**** Provided material ****

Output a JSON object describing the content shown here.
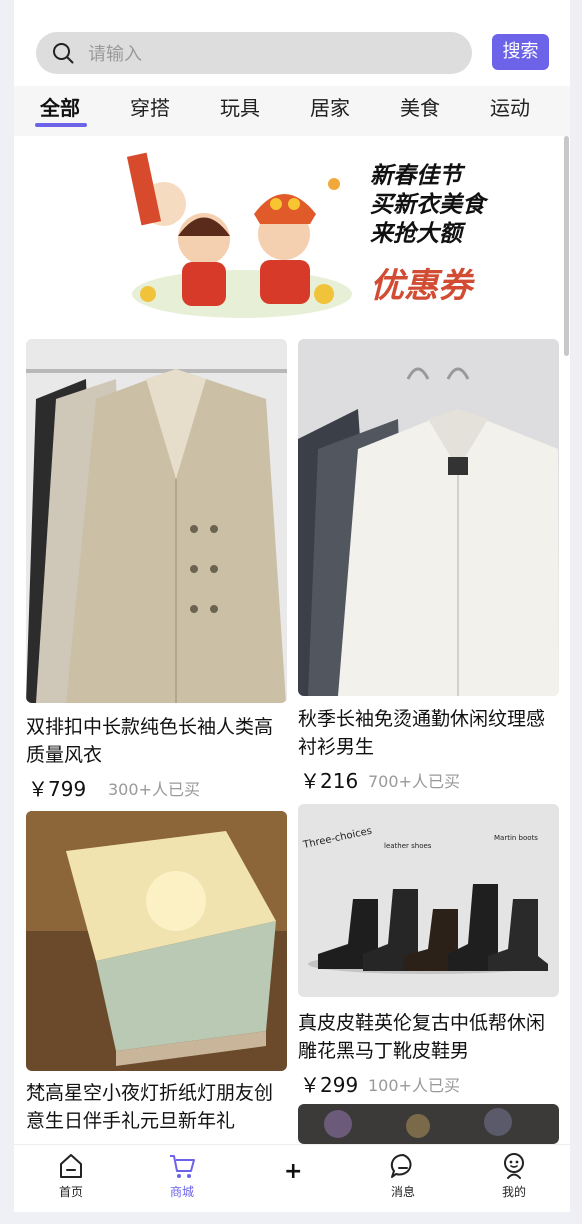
{
  "search": {
    "placeholder": "请输入",
    "button_label": "搜索"
  },
  "tabs": [
    {
      "label": "全部",
      "active": true
    },
    {
      "label": "穿搭",
      "active": false
    },
    {
      "label": "玩具",
      "active": false
    },
    {
      "label": "居家",
      "active": false
    },
    {
      "label": "美食",
      "active": false
    },
    {
      "label": "运动",
      "active": false
    }
  ],
  "banner": {
    "lines": [
      "新春佳节",
      "买新衣美食",
      "来抢大额"
    ],
    "coupon": "优惠券"
  },
  "products": [
    {
      "title": "双排扣中长款纯色长袖人类高质量风衣",
      "price": "￥799",
      "sold": "300+人已买"
    },
    {
      "title": "秋季长袖免烫通勤休闲纹理感衬衫男生",
      "price": "￥216",
      "sold": "700+人已买"
    },
    {
      "title": "梵高星空小夜灯折纸灯朋友创意生日伴手礼元旦新年礼",
      "price": "",
      "sold": ""
    },
    {
      "title": "真皮皮鞋英伦复古中低帮休闲雕花黑马丁靴皮鞋男",
      "price": "￥299",
      "sold": "100+人已买"
    }
  ],
  "boots_labels": {
    "a": "Three-choices",
    "b": "leather shoes",
    "c": "Martin boots"
  },
  "nav": [
    {
      "label": "首页",
      "icon": "home-icon"
    },
    {
      "label": "商城",
      "icon": "cart-icon",
      "active": true
    },
    {
      "label": "+",
      "icon": "plus-icon"
    },
    {
      "label": "消息",
      "icon": "message-icon"
    },
    {
      "label": "我的",
      "icon": "profile-icon"
    }
  ],
  "colors": {
    "accent": "#6c63e8",
    "coupon": "#d24b33"
  }
}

****

→ Exercise: Reply with nothing but a number: how many lines of the entries above contain the string "icon"?

→ Response below: 5